### Recorded data
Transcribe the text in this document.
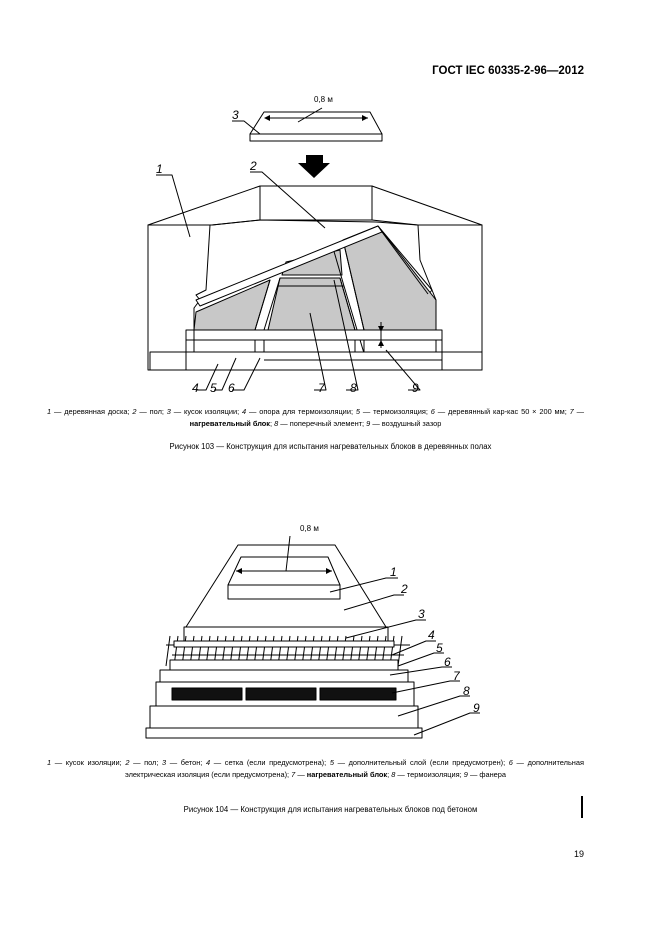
ГОСТ IEC 60335-2-96—2012
0,8 м
1	2
3
4 5 6	7 8	9
1 — деревянная доска; 2 — пол; 3 — кусок изоляции; 4 — опора для термоизоляции; 5 — термоизоляция; 6 — деревянный кар-кас 50 × 200 мм; 7 — нагревательный блок; 8 — поперечный элемент; 9 — воздушный зазор
Рисунок 103 — Конструкция для испытания нагревательных блоков в деревянных полах
0,8 м
1
2
3
4
5
6
7
8
9
1 — кусок изоляции; 2 — пол; 3 — бетон; 4 — сетка (если предусмотрена); 5 — дополнительный слой (если предусмотрен); 6 — дополнительная электрическая изоляция (если предусмотрена); 7 — нагревательный блок; 8 — термоизоляция; 9 — фанера
Рисунок 104 — Конструкция для испытания нагревательных блоков под бетоном
19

### Exercise objective
Find all lines with "блоков" in them and copy each one.

### Finished exercise
Рисунок 103 — Конструкция для испытания нагревательных блоков в деревянных полах
Рисунок 104 — Конструкция для испытания нагревательных блоков под бетоном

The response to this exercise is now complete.